Itens listados em um conjunto de dados:
━━━━━━
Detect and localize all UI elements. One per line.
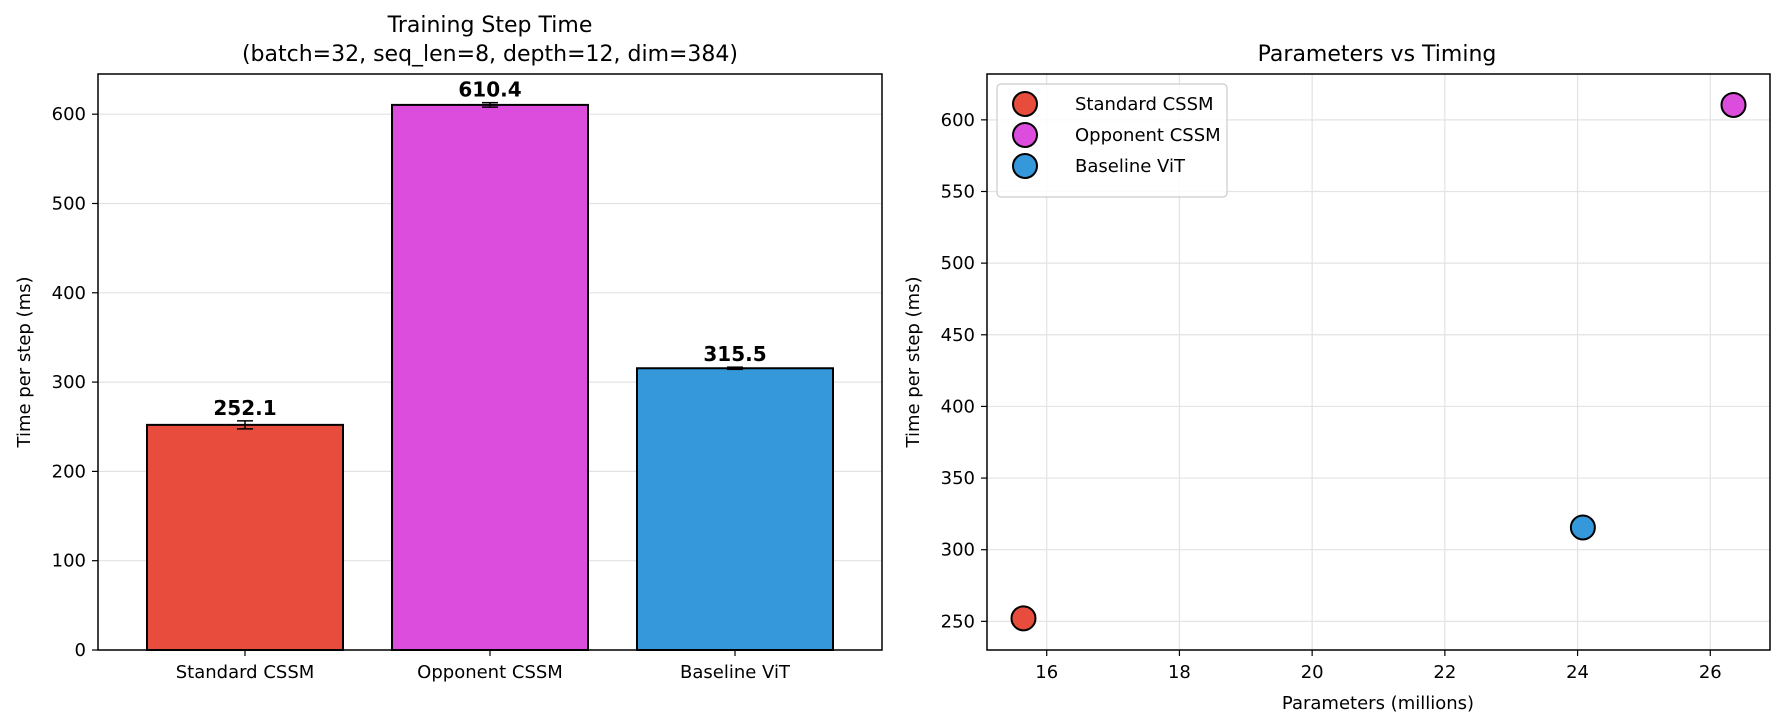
bar-chart-axes-frame	[97, 73, 883, 651]
bar-value-label: 315.5	[703, 342, 766, 366]
scatter-y-tick-label: 600	[941, 110, 975, 131]
bar-chart-error-bars	[237, 101, 743, 430]
bar-y-tick-label: 400	[52, 283, 86, 304]
scatter-x-tick-label: 24	[1566, 662, 1589, 683]
legend-label: Opponent CSSM	[1075, 125, 1221, 146]
scatter-x-tick-label: 20	[1301, 662, 1324, 683]
scatter-x-tick-label: 22	[1433, 662, 1456, 683]
bar-value-label: 610.4	[458, 78, 521, 102]
bar-x-tick-label: Standard CSSM	[176, 662, 315, 683]
scatter-x-tick-label: 18	[1168, 662, 1191, 683]
bar-x-tick-label: Opponent CSSM	[417, 662, 563, 683]
scatter-chart-x-axis-label: Parameters (millions)	[1282, 693, 1474, 714]
scatter-y-tick-label: 350	[941, 468, 975, 489]
scatter-y-tick-label: 300	[941, 540, 975, 561]
bar-opponent-cssm	[391, 103, 589, 651]
scatter-chart-legend: Standard CSSM Opponent CSSM Baseline ViT	[996, 83, 1228, 198]
bar-chart-x-ticks: Standard CSSM Opponent CSSM Baseline ViT	[176, 650, 791, 683]
scatter-chart-title: Parameters vs Timing	[1258, 42, 1497, 67]
bar-chart-title: Training Step Time	[387, 13, 593, 38]
scatter-y-tick-label: 450	[941, 325, 975, 346]
bar-baseline-vit	[636, 367, 834, 651]
scatter-chart-axes-frame	[986, 73, 1771, 651]
scatter-x-tick-label: 16	[1035, 662, 1058, 683]
scatter-y-tick-label: 250	[941, 611, 975, 632]
scatter-point-baseline-vit	[1569, 514, 1596, 541]
bar-chart-y-axis-label: Time per step (ms)	[14, 276, 35, 448]
legend-label: Baseline ViT	[1075, 156, 1186, 177]
bar-chart-subtitle: (batch=32, seq_len=8, depth=12, dim=384)	[242, 42, 738, 67]
bar-y-tick-label: 300	[52, 372, 86, 393]
bar-chart-y-ticks: 0 100 200 300 400 500 600	[52, 104, 98, 661]
bar-y-tick-label: 500	[52, 193, 86, 214]
scatter-chart-panel: Parameters vs Timing 250 300 350 400 450 500 5…	[903, 42, 1771, 714]
legend-marker	[1012, 122, 1038, 148]
bar-y-tick-label: 600	[52, 104, 86, 125]
scatter-chart-x-ticks: 16 18 20 22 24 26	[1035, 650, 1722, 683]
scatter-x-tick-label: 26	[1699, 662, 1722, 683]
bar-chart-bars	[146, 103, 834, 651]
scatter-chart-points	[1010, 91, 1747, 632]
scatter-y-tick-label: 400	[941, 396, 975, 417]
bar-chart-value-labels: 252.1 610.4 315.5	[213, 78, 766, 420]
legend-box	[996, 83, 1228, 198]
scatter-y-tick-label: 500	[941, 253, 975, 274]
legend-marker	[1012, 153, 1038, 179]
legend-marker	[1012, 91, 1038, 117]
legend-label: Standard CSSM	[1075, 94, 1214, 115]
bar-value-label: 252.1	[213, 396, 276, 420]
scatter-point-opponent-cssm	[1720, 91, 1747, 118]
bar-y-tick-label: 100	[52, 551, 86, 572]
bar-chart-panel: Training Step Time (batch=32, seq_len=8,…	[14, 13, 883, 683]
scatter-chart-y-axis-label: Time per step (ms)	[903, 276, 924, 448]
bar-standard-cssm	[146, 423, 344, 651]
scatter-chart-gridlines	[987, 74, 1770, 650]
bar-x-tick-label: Baseline ViT	[680, 662, 791, 683]
scatter-chart-y-ticks: 250 300 350 400 450 500 550 600	[941, 110, 987, 632]
bar-y-tick-label: 0	[75, 640, 86, 661]
bar-y-tick-label: 200	[52, 461, 86, 482]
scatter-point-standard-cssm	[1010, 605, 1037, 632]
scatter-y-tick-label: 550	[941, 181, 975, 202]
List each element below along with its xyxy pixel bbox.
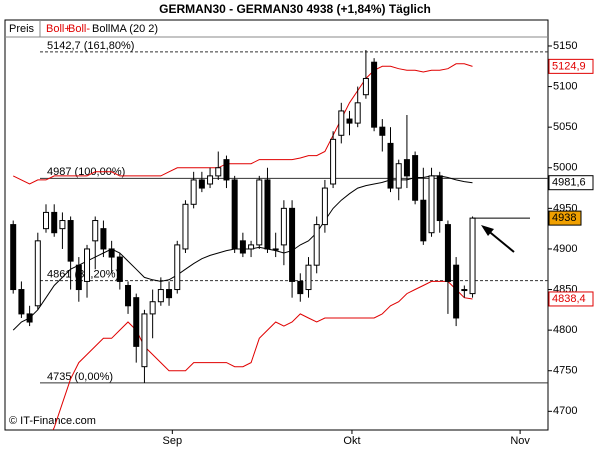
- level-label: 4987 (100,00%): [47, 166, 125, 178]
- end-label: 5124,9: [552, 60, 586, 72]
- candle-body: [239, 240, 246, 254]
- candle-body: [453, 264, 460, 319]
- y-tick-label: 4800: [553, 324, 577, 336]
- price-label: Preis: [9, 23, 35, 35]
- candle-body: [436, 175, 443, 222]
- level-label: 4735 (0,00%): [47, 371, 113, 383]
- candle-body: [133, 297, 140, 347]
- candle-body: [18, 289, 25, 315]
- candle-body: [420, 199, 427, 242]
- candle-body: [461, 289, 468, 292]
- candle-body: [26, 313, 33, 323]
- candle-body: [313, 224, 320, 266]
- candle-body: [182, 203, 189, 250]
- y-tick-label: 5150: [553, 40, 577, 52]
- candle-body: [207, 175, 214, 185]
- candle-body: [379, 126, 386, 136]
- candle-body: [354, 102, 361, 124]
- candle-body: [256, 179, 263, 246]
- candle-body: [174, 244, 181, 291]
- last-price-box: [548, 210, 582, 226]
- copyright: © IT-Finance.com: [9, 415, 96, 427]
- candle-body: [428, 175, 435, 234]
- end-label: 4838,4: [552, 293, 586, 305]
- y-tick-label: 4900: [553, 243, 577, 255]
- candle-body: [34, 240, 41, 307]
- band-line: [12, 63, 473, 185]
- candle-body: [346, 118, 353, 124]
- candle-body: [412, 155, 419, 201]
- last-price-label: 4938: [552, 212, 576, 224]
- candle-body: [75, 264, 82, 291]
- y-tick-label: 5050: [553, 121, 577, 133]
- candle-body: [67, 220, 74, 262]
- legend-entry: Boll-: [68, 23, 90, 35]
- candle-body: [264, 179, 271, 250]
- level-label: 5142,7 (161,80%): [47, 40, 134, 52]
- level-label: 4861 (38,20%): [47, 269, 119, 281]
- candle-body: [43, 211, 50, 230]
- candle-body: [149, 301, 156, 315]
- candle-body: [198, 179, 205, 189]
- plot: 5142,7 (161,80%) 4987 (100,00%) 4861 (38,2…: [10, 40, 548, 430]
- legend-entry: Boll+: [46, 23, 71, 35]
- candle-body: [321, 187, 328, 226]
- candle-body: [338, 110, 345, 136]
- candle-body: [223, 159, 230, 181]
- candle-body: [371, 61, 378, 128]
- candle-body: [125, 284, 132, 307]
- candle-body: [231, 179, 238, 250]
- candle-body: [10, 224, 17, 291]
- candle-body: [289, 207, 296, 282]
- candle-body: [100, 228, 107, 250]
- end-label-box: [548, 58, 594, 74]
- arrow: [481, 225, 515, 253]
- candle-body: [59, 220, 66, 230]
- x-tick-label: Okt: [343, 435, 360, 447]
- end-label: 4981,6: [552, 177, 586, 189]
- candle-body: [51, 211, 58, 234]
- end-label-box: [548, 291, 594, 307]
- candle-body: [190, 179, 197, 205]
- candle-body: [330, 138, 337, 185]
- candle-body: [248, 244, 255, 250]
- candle-body: [297, 280, 304, 295]
- x-tick-label: Nov: [510, 435, 530, 447]
- candle-body: [403, 159, 410, 177]
- end-label-box: [548, 175, 594, 191]
- candle-body: [362, 77, 369, 96]
- chart-title: GERMAN30 - GERMAN30 4938 (+1,84%) Täglic…: [159, 2, 431, 16]
- plot-frame: [4, 19, 549, 431]
- candle-body: [116, 256, 123, 282]
- candle-body: [215, 167, 222, 177]
- candle-body: [444, 224, 451, 282]
- legend-entry: BollMA (20 2): [92, 23, 158, 35]
- candle-body: [305, 264, 312, 291]
- candle-body: [84, 248, 91, 282]
- candle-body: [108, 248, 115, 258]
- y-tick-label: 4700: [553, 405, 577, 417]
- candle-body: [92, 220, 99, 242]
- candle-body: [272, 248, 279, 251]
- candle-body: [166, 289, 173, 299]
- x-tick-label: Sep: [163, 435, 183, 447]
- band-line: [52, 280, 473, 430]
- candle-body: [395, 163, 402, 189]
- y-tick-label: 5000: [553, 162, 577, 174]
- y-tick-label: 4750: [553, 365, 577, 377]
- candle-body: [141, 313, 148, 368]
- y-tick-label: 5100: [553, 80, 577, 92]
- candle-body: [387, 142, 394, 189]
- candle-body: [469, 217, 476, 295]
- candle-body: [157, 289, 164, 303]
- candle-body: [280, 207, 287, 246]
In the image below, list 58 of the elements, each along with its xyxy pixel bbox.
━━━━━━
◆ **Exercício proposto**: Passe para uma tabela em Markdown as linhas das entradas desde a que contém "73, 883, 651]" até a que contém "662, 1191, 683]", incluindo as duas. Use as colunas "Nº", com a numeração de cada linha, e "Entrada", com a linha em si, e deixe de fora as linhas em branco.

◆ **Resposta**:
| Nº | Entrada |
|---|---|
| 1 | bar-chart-axes-frame	[97, 73, 883, 651] |
| 2 | bar-value-label: 315.5	[703, 342, 766, 366] |
| 3 | scatter-y-tick-label: 600	[941, 110, 975, 131] |
| 4 | bar-chart-error-bars	[237, 101, 743, 430] |
| 5 | bar-y-tick-label: 400	[52, 283, 86, 304] |
| 6 | scatter-x-tick-label: 24	[1566, 662, 1589, 683] |
| 7 | legend-label: Opponent CSSM	[1075, 125, 1221, 146] |
| 8 | scatter-x-tick-label: 20	[1301, 662, 1324, 683] |
| 9 | scatter-x-tick-label: 22	[1433, 662, 1456, 683] |
| 10 | bar-value-label: 610.4	[458, 78, 521, 102] |
| 11 | bar-x-tick-label: Standard CSSM	[176, 662, 315, 683] |
| 12 | scatter-x-tick-label: 18	[1168, 662, 1191, 683] |